- _WHAT IS BEING ASKED_
Restate the whole of the material. Keep every word, and drop the pictures.

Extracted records
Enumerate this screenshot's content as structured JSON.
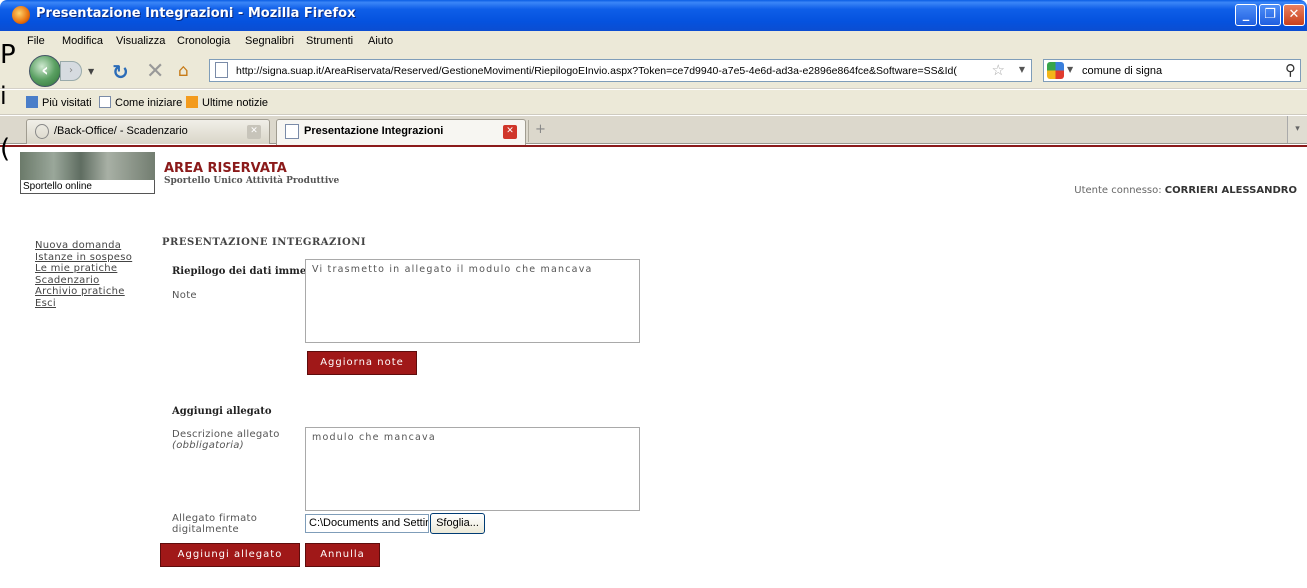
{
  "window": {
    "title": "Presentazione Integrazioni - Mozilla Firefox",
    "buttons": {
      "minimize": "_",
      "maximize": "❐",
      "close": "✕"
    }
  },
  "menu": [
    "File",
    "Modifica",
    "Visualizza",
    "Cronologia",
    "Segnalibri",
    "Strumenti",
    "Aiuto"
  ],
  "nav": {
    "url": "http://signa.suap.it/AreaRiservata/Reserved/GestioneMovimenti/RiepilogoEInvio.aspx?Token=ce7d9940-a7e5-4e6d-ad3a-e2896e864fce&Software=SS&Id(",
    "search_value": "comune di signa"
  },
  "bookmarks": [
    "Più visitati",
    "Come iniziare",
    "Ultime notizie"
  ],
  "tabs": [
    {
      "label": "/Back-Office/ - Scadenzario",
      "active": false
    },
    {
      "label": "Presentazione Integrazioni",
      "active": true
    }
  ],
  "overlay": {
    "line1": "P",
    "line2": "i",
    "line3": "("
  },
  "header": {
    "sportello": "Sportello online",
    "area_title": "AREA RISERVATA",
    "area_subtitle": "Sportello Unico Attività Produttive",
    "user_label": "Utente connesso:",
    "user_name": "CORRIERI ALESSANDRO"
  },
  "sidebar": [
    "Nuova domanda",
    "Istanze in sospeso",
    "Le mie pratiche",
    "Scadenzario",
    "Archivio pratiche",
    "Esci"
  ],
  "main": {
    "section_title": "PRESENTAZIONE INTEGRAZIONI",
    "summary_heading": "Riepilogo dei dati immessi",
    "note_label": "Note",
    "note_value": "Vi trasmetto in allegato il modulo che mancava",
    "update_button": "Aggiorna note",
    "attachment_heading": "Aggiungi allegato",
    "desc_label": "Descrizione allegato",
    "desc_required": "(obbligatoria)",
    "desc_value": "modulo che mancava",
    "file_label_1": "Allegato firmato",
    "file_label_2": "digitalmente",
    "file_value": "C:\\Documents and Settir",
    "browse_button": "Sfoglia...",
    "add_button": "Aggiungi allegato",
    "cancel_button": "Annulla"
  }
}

- _OUTPUT OF THE EXERCISE_
Enumerate this screenshot's content as structured JSON.
{
  "window": {
    "title": "Presentazione Integrazioni - Mozilla Firefox",
    "buttons": {
      "minimize": "_",
      "maximize": "❐",
      "close": "✕"
    }
  },
  "menu": [
    "File",
    "Modifica",
    "Visualizza",
    "Cronologia",
    "Segnalibri",
    "Strumenti",
    "Aiuto"
  ],
  "nav": {
    "url": "http://signa.suap.it/AreaRiservata/Reserved/GestioneMovimenti/RiepilogoEInvio.aspx?Token=ce7d9940-a7e5-4e6d-ad3a-e2896e864fce&Software=SS&Id(",
    "search_value": "comune di signa"
  },
  "bookmarks": [
    "Più visitati",
    "Come iniziare",
    "Ultime notizie"
  ],
  "tabs": [
    {
      "label": "/Back-Office/ - Scadenzario",
      "active": false
    },
    {
      "label": "Presentazione Integrazioni",
      "active": true
    }
  ],
  "overlay": {
    "line1": "P",
    "line2": "i",
    "line3": "("
  },
  "header": {
    "sportello": "Sportello online",
    "area_title": "AREA RISERVATA",
    "area_subtitle": "Sportello Unico Attività Produttive",
    "user_label": "Utente connesso:",
    "user_name": "CORRIERI ALESSANDRO"
  },
  "sidebar": [
    "Nuova domanda",
    "Istanze in sospeso",
    "Le mie pratiche",
    "Scadenzario",
    "Archivio pratiche",
    "Esci"
  ],
  "main": {
    "section_title": "PRESENTAZIONE INTEGRAZIONI",
    "summary_heading": "Riepilogo dei dati immessi",
    "note_label": "Note",
    "note_value": "Vi trasmetto in allegato il modulo che mancava",
    "update_button": "Aggiorna note",
    "attachment_heading": "Aggiungi allegato",
    "desc_label": "Descrizione allegato",
    "desc_required": "(obbligatoria)",
    "desc_value": "modulo che mancava",
    "file_label_1": "Allegato firmato",
    "file_label_2": "digitalmente",
    "file_value": "C:\\Documents and Settir",
    "browse_button": "Sfoglia...",
    "add_button": "Aggiungi allegato",
    "cancel_button": "Annulla"
  }
}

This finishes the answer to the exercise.